■ YOUR GOAL:
Repeat every record below, word for word.

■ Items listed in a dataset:
++++++++++++++++++++

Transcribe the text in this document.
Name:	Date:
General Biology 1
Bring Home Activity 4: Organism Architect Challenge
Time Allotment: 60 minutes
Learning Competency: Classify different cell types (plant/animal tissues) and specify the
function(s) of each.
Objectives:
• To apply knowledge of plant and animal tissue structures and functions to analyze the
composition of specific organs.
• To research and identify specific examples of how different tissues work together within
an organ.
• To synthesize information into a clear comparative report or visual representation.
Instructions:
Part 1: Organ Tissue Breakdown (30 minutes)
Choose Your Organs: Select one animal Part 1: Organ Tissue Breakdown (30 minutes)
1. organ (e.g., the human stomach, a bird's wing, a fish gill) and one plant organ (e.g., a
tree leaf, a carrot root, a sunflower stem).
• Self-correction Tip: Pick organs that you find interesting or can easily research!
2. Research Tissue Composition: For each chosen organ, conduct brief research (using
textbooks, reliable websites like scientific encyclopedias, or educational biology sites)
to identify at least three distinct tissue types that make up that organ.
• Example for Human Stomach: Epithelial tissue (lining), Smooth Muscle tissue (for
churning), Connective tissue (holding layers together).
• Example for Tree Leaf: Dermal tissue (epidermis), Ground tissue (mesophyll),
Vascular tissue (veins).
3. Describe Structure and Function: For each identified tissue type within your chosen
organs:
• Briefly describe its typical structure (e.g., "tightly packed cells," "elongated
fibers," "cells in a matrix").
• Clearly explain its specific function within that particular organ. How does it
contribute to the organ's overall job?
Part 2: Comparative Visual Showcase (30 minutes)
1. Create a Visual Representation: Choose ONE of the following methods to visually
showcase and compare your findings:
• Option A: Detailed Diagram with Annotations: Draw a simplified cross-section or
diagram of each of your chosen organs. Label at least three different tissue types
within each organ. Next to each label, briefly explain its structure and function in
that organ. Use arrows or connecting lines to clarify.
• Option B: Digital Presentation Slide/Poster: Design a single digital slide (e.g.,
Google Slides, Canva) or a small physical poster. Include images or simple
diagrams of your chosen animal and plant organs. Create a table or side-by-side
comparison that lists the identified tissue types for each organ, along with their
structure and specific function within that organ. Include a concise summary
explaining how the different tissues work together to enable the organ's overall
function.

++++++++++++++++++++

■ WRITTEN SOLUTION:
Transcribe the text in this document.
Name:	Date:
General Biology 1
Bring Home Activity 4: Organism Architect Challenge
Time Allotment: 60 minutes
Learning Competency: Classify different cell types (plant/animal tissues) and specify the
function(s) of each.
Objectives:
• To apply knowledge of plant and animal tissue structures and functions to analyze the
composition of specific organs.
• To research and identify specific examples of how different tissues work together within
an organ.
• To synthesize information into a clear comparative report or visual representation.
Instructions:
Part 1: Organ Tissue Breakdown (30 minutes)
Choose Your Organs: Select one animal Part 1: Organ Tissue Breakdown (30 minutes)
1. organ (e.g., the human stomach, a bird's wing, a fish gill) and one plant organ (e.g., a
tree leaf, a carrot root, a sunflower stem).
• Self-correction Tip: Pick organs that you find interesting or can easily research!
2. Research Tissue Composition: For each chosen organ, conduct brief research (using
textbooks, reliable websites like scientific encyclopedias, or educational biology sites)
to identify at least three distinct tissue types that make up that organ.
• Example for Human Stomach: Epithelial tissue (lining), Smooth Muscle tissue (for
churning), Connective tissue (holding layers together).
• Example for Tree Leaf: Dermal tissue (epidermis), Ground tissue (mesophyll),
Vascular tissue (veins).
3. Describe Structure and Function: For each identified tissue type within your chosen
organs:
• Briefly describe its typical structure (e.g., "tightly packed cells," "elongated
fibers," "cells in a matrix").
• Clearly explain its specific function within that particular organ. How does it
contribute to the organ's overall job?
Part 2: Comparative Visual Showcase (30 minutes)
1. Create a Visual Representation: Choose ONE of the following methods to visually
showcase and compare your findings:
• Option A: Detailed Diagram with Annotations: Draw a simplified cross-section or
diagram of each of your chosen organs. Label at least three different tissue types
within each organ. Next to each label, briefly explain its structure and function in
that organ. Use arrows or connecting lines to clarify.
• Option B: Digital Presentation Slide/Poster: Design a single digital slide (e.g.,
Google Slides, Canva) or a small physical poster. Include images or simple
diagrams of your chosen animal and plant organs. Create a table or side-by-side
comparison that lists the identified tissue types for each organ, along with their
structure and specific function within that organ. Include a concise summary
explaining how the different tissues work together to enable the organ's overall
function.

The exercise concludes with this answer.